>>>

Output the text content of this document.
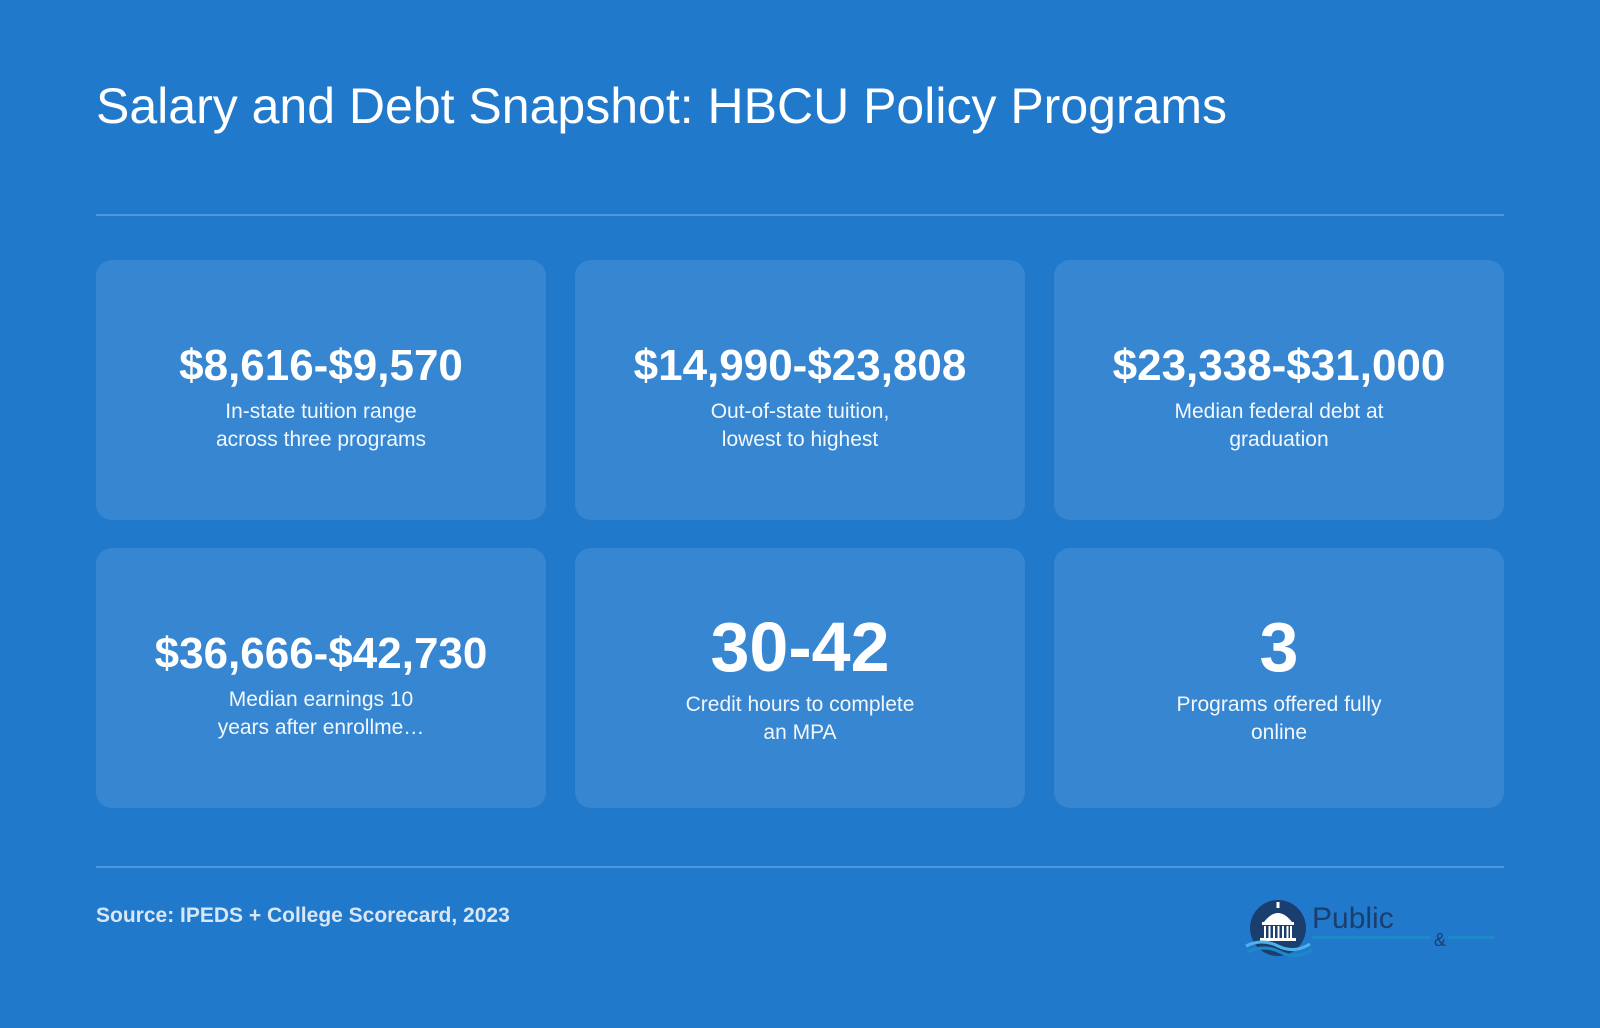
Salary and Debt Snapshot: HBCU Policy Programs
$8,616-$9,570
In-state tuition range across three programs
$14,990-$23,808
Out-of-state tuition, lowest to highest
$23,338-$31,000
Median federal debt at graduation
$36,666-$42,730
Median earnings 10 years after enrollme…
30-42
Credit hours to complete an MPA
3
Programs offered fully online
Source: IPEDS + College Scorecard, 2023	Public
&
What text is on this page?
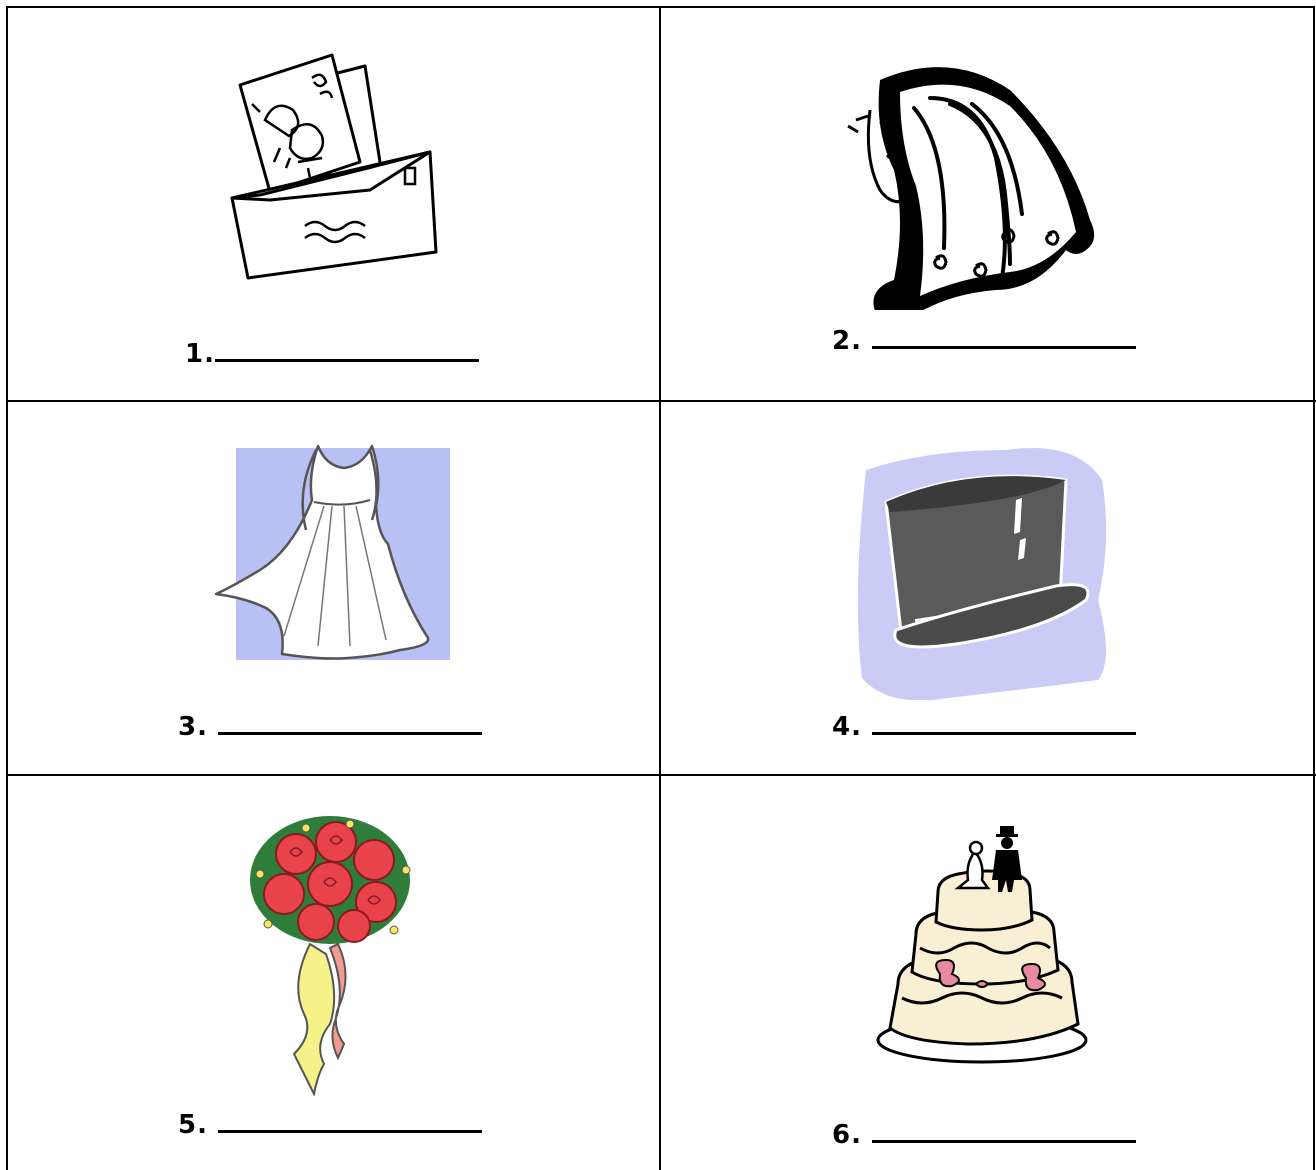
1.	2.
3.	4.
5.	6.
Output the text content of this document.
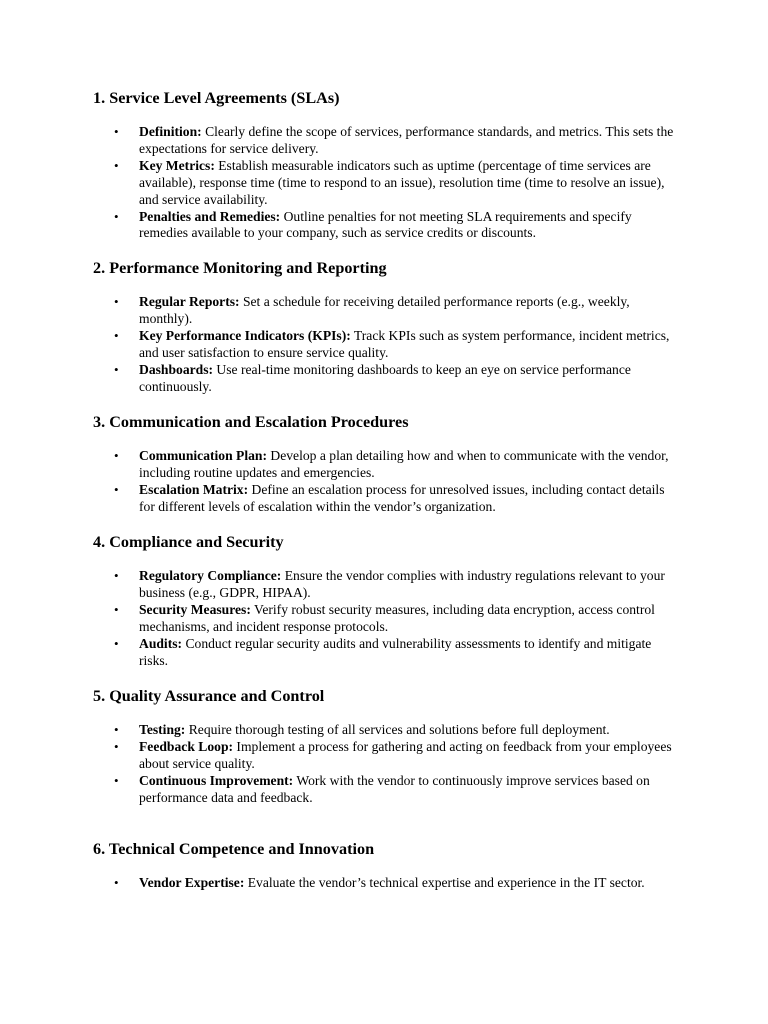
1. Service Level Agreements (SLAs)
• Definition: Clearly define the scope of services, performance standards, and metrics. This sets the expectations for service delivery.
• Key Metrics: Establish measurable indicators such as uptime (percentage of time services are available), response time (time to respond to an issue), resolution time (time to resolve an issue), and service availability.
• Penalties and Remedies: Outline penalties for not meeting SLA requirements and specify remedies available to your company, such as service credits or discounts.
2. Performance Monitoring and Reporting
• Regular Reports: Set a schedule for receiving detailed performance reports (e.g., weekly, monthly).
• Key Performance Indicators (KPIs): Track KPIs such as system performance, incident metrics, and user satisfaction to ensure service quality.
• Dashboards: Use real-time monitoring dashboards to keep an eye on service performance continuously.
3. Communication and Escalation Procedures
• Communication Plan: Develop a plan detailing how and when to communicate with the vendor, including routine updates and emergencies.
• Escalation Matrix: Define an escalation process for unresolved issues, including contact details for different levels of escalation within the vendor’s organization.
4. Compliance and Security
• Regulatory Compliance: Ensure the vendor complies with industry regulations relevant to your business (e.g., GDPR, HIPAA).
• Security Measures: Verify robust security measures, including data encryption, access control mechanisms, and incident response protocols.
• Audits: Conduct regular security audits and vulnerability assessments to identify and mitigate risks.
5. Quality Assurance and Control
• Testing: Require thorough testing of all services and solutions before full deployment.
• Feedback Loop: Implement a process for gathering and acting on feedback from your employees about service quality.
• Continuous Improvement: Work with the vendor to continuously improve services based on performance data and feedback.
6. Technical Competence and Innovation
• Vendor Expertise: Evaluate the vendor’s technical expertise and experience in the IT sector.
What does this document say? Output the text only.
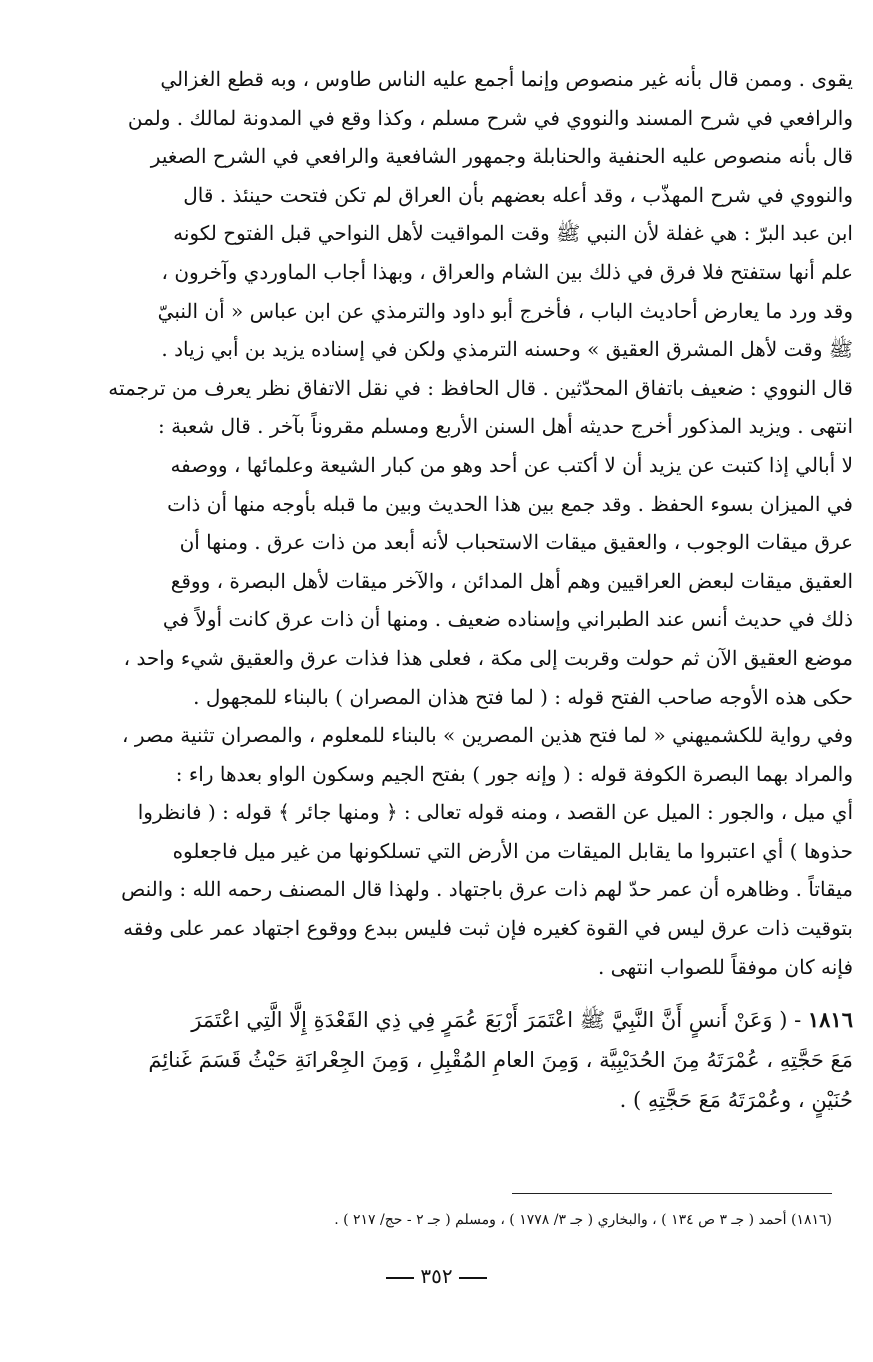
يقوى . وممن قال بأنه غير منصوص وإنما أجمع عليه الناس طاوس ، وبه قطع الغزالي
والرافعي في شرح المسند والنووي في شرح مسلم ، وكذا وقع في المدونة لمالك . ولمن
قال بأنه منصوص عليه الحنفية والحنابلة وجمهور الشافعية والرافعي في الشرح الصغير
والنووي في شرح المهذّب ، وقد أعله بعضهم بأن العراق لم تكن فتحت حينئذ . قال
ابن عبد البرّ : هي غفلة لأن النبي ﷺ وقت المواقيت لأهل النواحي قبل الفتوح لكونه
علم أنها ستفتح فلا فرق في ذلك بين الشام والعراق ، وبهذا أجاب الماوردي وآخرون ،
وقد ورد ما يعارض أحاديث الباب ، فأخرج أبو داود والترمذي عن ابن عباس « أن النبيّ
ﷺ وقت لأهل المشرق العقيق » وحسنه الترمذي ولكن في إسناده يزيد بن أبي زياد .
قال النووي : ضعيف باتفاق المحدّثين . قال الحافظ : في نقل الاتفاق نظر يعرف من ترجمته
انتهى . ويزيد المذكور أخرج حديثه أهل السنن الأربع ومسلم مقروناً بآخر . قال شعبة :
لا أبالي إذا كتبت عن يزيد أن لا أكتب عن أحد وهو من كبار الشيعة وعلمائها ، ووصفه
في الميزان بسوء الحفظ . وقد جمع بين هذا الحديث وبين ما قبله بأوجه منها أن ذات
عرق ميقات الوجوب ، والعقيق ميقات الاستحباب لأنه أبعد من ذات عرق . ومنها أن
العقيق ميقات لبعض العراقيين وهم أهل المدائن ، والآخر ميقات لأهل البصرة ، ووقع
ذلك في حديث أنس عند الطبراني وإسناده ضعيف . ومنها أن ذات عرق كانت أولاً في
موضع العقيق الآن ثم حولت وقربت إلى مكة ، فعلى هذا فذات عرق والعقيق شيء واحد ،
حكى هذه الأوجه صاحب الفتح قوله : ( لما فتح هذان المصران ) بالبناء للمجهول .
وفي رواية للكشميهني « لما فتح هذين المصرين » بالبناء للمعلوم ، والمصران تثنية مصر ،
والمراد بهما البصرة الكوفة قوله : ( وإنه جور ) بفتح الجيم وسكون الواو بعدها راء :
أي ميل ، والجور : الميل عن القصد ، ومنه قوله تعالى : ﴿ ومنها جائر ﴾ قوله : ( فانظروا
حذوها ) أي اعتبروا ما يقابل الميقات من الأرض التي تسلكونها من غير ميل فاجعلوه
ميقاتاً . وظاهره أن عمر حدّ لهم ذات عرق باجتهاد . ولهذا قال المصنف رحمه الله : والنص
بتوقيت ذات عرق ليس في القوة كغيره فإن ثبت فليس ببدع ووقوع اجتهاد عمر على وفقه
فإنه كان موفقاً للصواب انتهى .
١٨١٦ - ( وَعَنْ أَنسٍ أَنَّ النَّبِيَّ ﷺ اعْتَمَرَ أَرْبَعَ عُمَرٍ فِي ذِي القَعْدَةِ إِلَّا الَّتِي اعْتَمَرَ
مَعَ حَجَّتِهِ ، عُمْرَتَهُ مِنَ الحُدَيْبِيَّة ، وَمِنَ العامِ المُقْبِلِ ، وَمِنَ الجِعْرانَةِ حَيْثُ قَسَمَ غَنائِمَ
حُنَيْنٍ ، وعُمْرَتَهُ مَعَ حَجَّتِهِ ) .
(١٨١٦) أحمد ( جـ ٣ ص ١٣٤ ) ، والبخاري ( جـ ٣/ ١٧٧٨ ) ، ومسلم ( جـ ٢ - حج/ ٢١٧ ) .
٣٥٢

<<<

▶ [Description of the task] Copy out the lines that hold "ومسلم".

▶ [Full solution]
انتهى . ويزيد المذكور أخرج حديثه أهل السنن الأربع ومسلم مقروناً بآخر . قال شعبة :
(١٨١٦) أحمد ( جـ ٣ ص ١٣٤ ) ، والبخاري ( جـ ٣/ ١٧٧٨ ) ، ومسلم ( جـ ٢ - حج/ ٢١٧ ) .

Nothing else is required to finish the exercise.